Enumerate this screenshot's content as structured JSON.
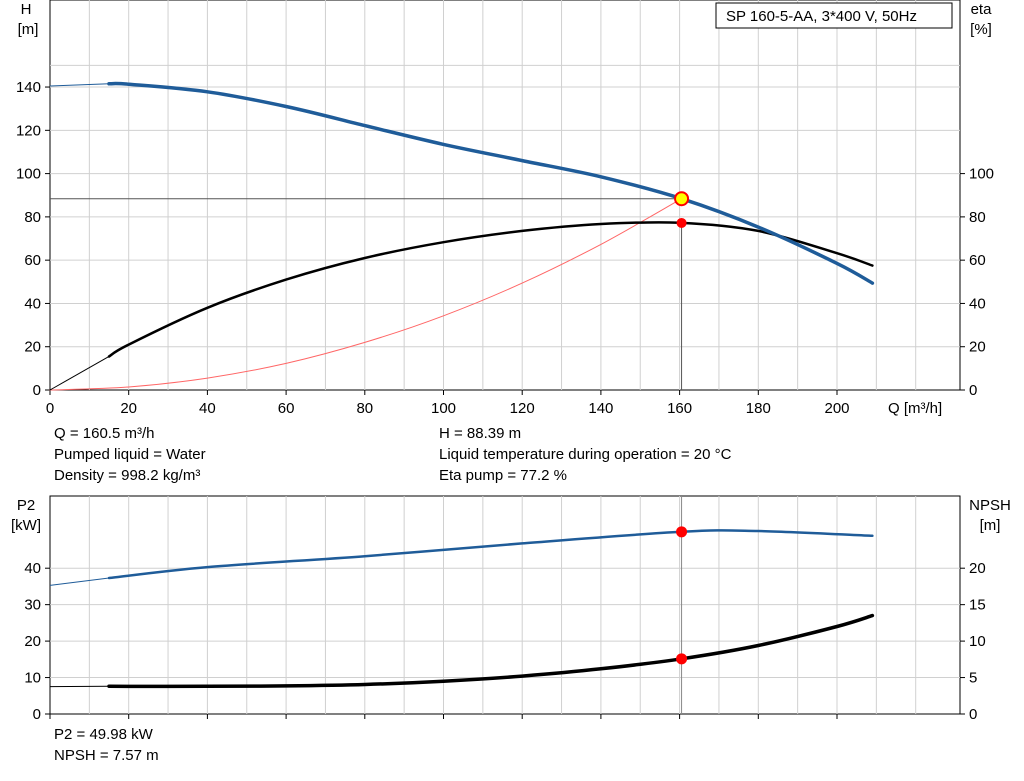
{
  "pump_label": "SP 160-5-AA, 3*400 V, 50Hz",
  "colors": {
    "head_curve": "#1f5c99",
    "eta_curve": "#000000",
    "system_curve": "#ff6666",
    "p2_curve": "#1f5c99",
    "npsh_curve": "#000000",
    "marker": "#ff0000",
    "duty_marker_fill": "#ffff00",
    "grid": "#d0d0d0"
  },
  "top_panel": {
    "left_axis_unit": [
      "H",
      "[m]"
    ],
    "right_axis_unit": [
      "eta",
      "[%]"
    ],
    "x_axis_unit": "Q [m³/h]"
  },
  "bottom_panel": {
    "left_axis_unit": [
      "P2",
      "[kW]"
    ],
    "right_axis_unit": [
      "NPSH",
      "[m]"
    ]
  },
  "duty_info": {
    "q": "Q = 160.5 m³/h",
    "h": "H = 88.39 m",
    "liquid": "Pumped liquid = Water",
    "temperature": "Liquid temperature during operation = 20 °C",
    "density": "Density = 998.2 kg/m³",
    "eta_pump": "Eta pump = 77.2 %",
    "p2": "P2 = 49.98 kW",
    "npsh": "NPSH = 7.57 m"
  },
  "chart_data": [
    {
      "type": "line",
      "panel": "top",
      "xlabel": "Q [m³/h]",
      "ylabel": "H [m]",
      "y2label": "eta [%]",
      "xlim": [
        0,
        230
      ],
      "x_ticks": [
        0,
        20,
        40,
        60,
        80,
        100,
        120,
        140,
        160,
        180,
        200
      ],
      "ylim": [
        0,
        160
      ],
      "y_ticks": [
        0,
        20,
        40,
        60,
        80,
        100,
        120,
        140
      ],
      "y2lim": [
        0,
        160
      ],
      "y2_ticks": [
        0,
        20,
        40,
        60,
        80,
        100
      ],
      "grid": true,
      "series": [
        {
          "name": "H",
          "axis": "left",
          "x": [
            15,
            20,
            40,
            60,
            80,
            100,
            120,
            140,
            160.5,
            180,
            200,
            209
          ],
          "y": [
            141.5,
            141.3,
            137.8,
            131,
            122.2,
            113.5,
            106,
            98.5,
            88.4,
            75.3,
            58.5,
            49.4
          ],
          "extension": {
            "x": [
              0,
              15
            ],
            "y": [
              140.5,
              141.5
            ]
          }
        },
        {
          "name": "eta",
          "axis": "right",
          "x": [
            15,
            20,
            40,
            60,
            80,
            100,
            120,
            140,
            160,
            180,
            200,
            209
          ],
          "y": [
            15.5,
            21,
            38,
            51,
            61,
            68.3,
            73.5,
            76.7,
            77.3,
            73.5,
            63.2,
            57.5
          ],
          "extension": {
            "x": [
              0,
              15
            ],
            "y": [
              0,
              15.5
            ]
          }
        },
        {
          "name": "system curve",
          "axis": "left",
          "x": [
            0,
            20,
            40,
            60,
            80,
            100,
            120,
            140,
            160.5
          ],
          "y": [
            0,
            1.4,
            5.5,
            12.3,
            22.0,
            34.3,
            49.4,
            67.3,
            88.4
          ]
        }
      ],
      "duty_point": {
        "q": 160.5,
        "h": 88.39,
        "eta": 77.2
      }
    },
    {
      "type": "line",
      "panel": "bottom",
      "xlim": [
        0,
        230
      ],
      "ylabel": "P2 [kW]",
      "y2label": "NPSH [m]",
      "ylim": [
        0,
        50
      ],
      "y_ticks": [
        0,
        10,
        20,
        30,
        40
      ],
      "y2lim": [
        0,
        25
      ],
      "y2_ticks": [
        0,
        5,
        10,
        15,
        20
      ],
      "grid": true,
      "series": [
        {
          "name": "P2",
          "axis": "left",
          "x": [
            15,
            40,
            80,
            120,
            160.5,
            180,
            209
          ],
          "y": [
            37.3,
            40.3,
            43.3,
            46.8,
            50.0,
            50.2,
            48.9
          ],
          "extension": {
            "x": [
              0,
              15
            ],
            "y": [
              35.3,
              37.3
            ]
          }
        },
        {
          "name": "NPSH",
          "axis": "right",
          "x": [
            15,
            40,
            60,
            80,
            100,
            120,
            140,
            160.5,
            180,
            200,
            209
          ],
          "y": [
            3.8,
            3.8,
            3.85,
            4.05,
            4.5,
            5.2,
            6.2,
            7.57,
            9.4,
            12,
            13.5
          ],
          "extension": {
            "x": [
              0,
              15
            ],
            "y": [
              3.75,
              3.8
            ]
          }
        }
      ],
      "duty_point": {
        "q": 160.5,
        "p2": 49.98,
        "npsh": 7.57
      }
    }
  ]
}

________________________________________

GOAL OF THE EXERCISE:
Copy out the listing exactly as it stands, but not the pictures.

EXERCISE SOLUTION:
Enumerate this screenshot's content as structured JSON.
{
  "pump_label": "SP 160-5-AA, 3*400 V, 50Hz",
  "colors": {
    "head_curve": "#1f5c99",
    "eta_curve": "#000000",
    "system_curve": "#ff6666",
    "p2_curve": "#1f5c99",
    "npsh_curve": "#000000",
    "marker": "#ff0000",
    "duty_marker_fill": "#ffff00",
    "grid": "#d0d0d0"
  },
  "top_panel": {
    "left_axis_unit": [
      "H",
      "[m]"
    ],
    "right_axis_unit": [
      "eta",
      "[%]"
    ],
    "x_axis_unit": "Q [m³/h]"
  },
  "bottom_panel": {
    "left_axis_unit": [
      "P2",
      "[kW]"
    ],
    "right_axis_unit": [
      "NPSH",
      "[m]"
    ]
  },
  "duty_info": {
    "q": "Q = 160.5 m³/h",
    "h": "H = 88.39 m",
    "liquid": "Pumped liquid = Water",
    "temperature": "Liquid temperature during operation = 20 °C",
    "density": "Density = 998.2 kg/m³",
    "eta_pump": "Eta pump = 77.2 %",
    "p2": "P2 = 49.98 kW",
    "npsh": "NPSH = 7.57 m"
  },
  "chart_data": [
    {
      "type": "line",
      "panel": "top",
      "xlabel": "Q [m³/h]",
      "ylabel": "H [m]",
      "y2label": "eta [%]",
      "xlim": [
        0,
        230
      ],
      "x_ticks": [
        0,
        20,
        40,
        60,
        80,
        100,
        120,
        140,
        160,
        180,
        200
      ],
      "ylim": [
        0,
        160
      ],
      "y_ticks": [
        0,
        20,
        40,
        60,
        80,
        100,
        120,
        140
      ],
      "y2lim": [
        0,
        160
      ],
      "y2_ticks": [
        0,
        20,
        40,
        60,
        80,
        100
      ],
      "grid": true,
      "series": [
        {
          "name": "H",
          "axis": "left",
          "x": [
            15,
            20,
            40,
            60,
            80,
            100,
            120,
            140,
            160.5,
            180,
            200,
            209
          ],
          "y": [
            141.5,
            141.3,
            137.8,
            131,
            122.2,
            113.5,
            106,
            98.5,
            88.4,
            75.3,
            58.5,
            49.4
          ],
          "extension": {
            "x": [
              0,
              15
            ],
            "y": [
              140.5,
              141.5
            ]
          }
        },
        {
          "name": "eta",
          "axis": "right",
          "x": [
            15,
            20,
            40,
            60,
            80,
            100,
            120,
            140,
            160,
            180,
            200,
            209
          ],
          "y": [
            15.5,
            21,
            38,
            51,
            61,
            68.3,
            73.5,
            76.7,
            77.3,
            73.5,
            63.2,
            57.5
          ],
          "extension": {
            "x": [
              0,
              15
            ],
            "y": [
              0,
              15.5
            ]
          }
        },
        {
          "name": "system curve",
          "axis": "left",
          "x": [
            0,
            20,
            40,
            60,
            80,
            100,
            120,
            140,
            160.5
          ],
          "y": [
            0,
            1.4,
            5.5,
            12.3,
            22.0,
            34.3,
            49.4,
            67.3,
            88.4
          ]
        }
      ],
      "duty_point": {
        "q": 160.5,
        "h": 88.39,
        "eta": 77.2
      }
    },
    {
      "type": "line",
      "panel": "bottom",
      "xlim": [
        0,
        230
      ],
      "ylabel": "P2 [kW]",
      "y2label": "NPSH [m]",
      "ylim": [
        0,
        50
      ],
      "y_ticks": [
        0,
        10,
        20,
        30,
        40
      ],
      "y2lim": [
        0,
        25
      ],
      "y2_ticks": [
        0,
        5,
        10,
        15,
        20
      ],
      "grid": true,
      "series": [
        {
          "name": "P2",
          "axis": "left",
          "x": [
            15,
            40,
            80,
            120,
            160.5,
            180,
            209
          ],
          "y": [
            37.3,
            40.3,
            43.3,
            46.8,
            50.0,
            50.2,
            48.9
          ],
          "extension": {
            "x": [
              0,
              15
            ],
            "y": [
              35.3,
              37.3
            ]
          }
        },
        {
          "name": "NPSH",
          "axis": "right",
          "x": [
            15,
            40,
            60,
            80,
            100,
            120,
            140,
            160.5,
            180,
            200,
            209
          ],
          "y": [
            3.8,
            3.8,
            3.85,
            4.05,
            4.5,
            5.2,
            6.2,
            7.57,
            9.4,
            12,
            13.5
          ],
          "extension": {
            "x": [
              0,
              15
            ],
            "y": [
              3.75,
              3.8
            ]
          }
        }
      ],
      "duty_point": {
        "q": 160.5,
        "p2": 49.98,
        "npsh": 7.57
      }
    }
  ]
}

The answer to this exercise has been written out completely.